__Rows__.

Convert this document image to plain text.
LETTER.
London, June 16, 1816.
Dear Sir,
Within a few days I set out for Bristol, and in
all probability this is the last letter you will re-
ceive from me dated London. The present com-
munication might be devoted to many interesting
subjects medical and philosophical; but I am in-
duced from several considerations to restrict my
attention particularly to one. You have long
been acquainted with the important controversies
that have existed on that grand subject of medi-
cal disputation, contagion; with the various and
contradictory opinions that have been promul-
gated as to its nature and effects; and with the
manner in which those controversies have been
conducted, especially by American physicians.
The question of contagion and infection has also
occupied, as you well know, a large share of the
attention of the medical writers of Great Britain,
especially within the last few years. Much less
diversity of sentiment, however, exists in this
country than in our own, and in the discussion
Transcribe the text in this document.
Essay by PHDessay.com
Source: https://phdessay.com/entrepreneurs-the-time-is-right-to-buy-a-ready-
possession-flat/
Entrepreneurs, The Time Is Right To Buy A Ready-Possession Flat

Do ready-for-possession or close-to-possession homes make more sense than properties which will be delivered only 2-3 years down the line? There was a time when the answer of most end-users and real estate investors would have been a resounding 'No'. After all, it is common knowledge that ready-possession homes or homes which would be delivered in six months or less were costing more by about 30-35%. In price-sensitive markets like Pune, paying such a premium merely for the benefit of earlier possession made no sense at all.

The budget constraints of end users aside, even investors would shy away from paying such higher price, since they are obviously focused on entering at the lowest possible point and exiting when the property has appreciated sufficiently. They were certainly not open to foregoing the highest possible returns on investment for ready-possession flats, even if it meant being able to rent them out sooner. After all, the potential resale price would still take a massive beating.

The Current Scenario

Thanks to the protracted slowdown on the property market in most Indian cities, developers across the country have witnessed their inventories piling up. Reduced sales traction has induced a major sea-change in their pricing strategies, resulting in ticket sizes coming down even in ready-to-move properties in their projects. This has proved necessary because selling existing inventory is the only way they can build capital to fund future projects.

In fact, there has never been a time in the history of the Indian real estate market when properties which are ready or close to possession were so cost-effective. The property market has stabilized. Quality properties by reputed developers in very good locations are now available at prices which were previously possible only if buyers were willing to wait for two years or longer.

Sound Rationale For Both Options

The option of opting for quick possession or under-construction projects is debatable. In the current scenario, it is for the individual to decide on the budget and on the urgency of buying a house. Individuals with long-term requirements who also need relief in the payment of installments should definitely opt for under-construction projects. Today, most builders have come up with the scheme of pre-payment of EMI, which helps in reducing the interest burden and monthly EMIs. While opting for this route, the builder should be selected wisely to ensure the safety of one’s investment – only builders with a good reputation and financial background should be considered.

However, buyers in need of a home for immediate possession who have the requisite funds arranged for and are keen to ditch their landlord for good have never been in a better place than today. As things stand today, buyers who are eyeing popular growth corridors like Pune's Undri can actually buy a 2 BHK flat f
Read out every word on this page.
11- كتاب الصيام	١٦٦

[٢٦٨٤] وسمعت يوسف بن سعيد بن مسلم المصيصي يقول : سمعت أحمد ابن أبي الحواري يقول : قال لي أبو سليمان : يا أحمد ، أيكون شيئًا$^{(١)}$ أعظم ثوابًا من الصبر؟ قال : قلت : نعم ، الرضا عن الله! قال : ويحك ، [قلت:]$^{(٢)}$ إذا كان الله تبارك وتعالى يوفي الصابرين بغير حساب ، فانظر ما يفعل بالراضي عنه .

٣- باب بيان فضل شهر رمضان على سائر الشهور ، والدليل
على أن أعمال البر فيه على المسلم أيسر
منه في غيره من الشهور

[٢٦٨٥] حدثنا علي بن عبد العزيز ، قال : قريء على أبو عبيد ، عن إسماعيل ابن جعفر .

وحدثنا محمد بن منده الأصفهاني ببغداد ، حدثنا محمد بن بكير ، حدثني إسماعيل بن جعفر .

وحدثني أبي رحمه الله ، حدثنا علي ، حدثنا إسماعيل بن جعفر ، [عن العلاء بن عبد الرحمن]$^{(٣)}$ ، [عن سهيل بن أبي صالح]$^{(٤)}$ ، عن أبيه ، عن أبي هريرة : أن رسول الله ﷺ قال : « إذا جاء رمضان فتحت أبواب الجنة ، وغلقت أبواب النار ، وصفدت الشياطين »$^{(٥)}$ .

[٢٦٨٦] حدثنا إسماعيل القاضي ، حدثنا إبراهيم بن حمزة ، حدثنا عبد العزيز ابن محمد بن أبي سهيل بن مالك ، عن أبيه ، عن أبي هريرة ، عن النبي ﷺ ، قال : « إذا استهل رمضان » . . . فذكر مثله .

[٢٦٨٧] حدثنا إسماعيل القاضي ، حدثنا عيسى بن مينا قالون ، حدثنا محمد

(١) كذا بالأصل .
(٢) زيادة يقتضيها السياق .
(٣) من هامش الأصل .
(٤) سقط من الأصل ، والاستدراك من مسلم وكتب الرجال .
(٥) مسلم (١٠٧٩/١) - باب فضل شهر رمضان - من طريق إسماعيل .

__Goal__. Find the lines above that contain the word "medical" and collect them.

__Solution__.
subjects medical and philosophical; but I am in-
attention of the medical writers of Great Britain,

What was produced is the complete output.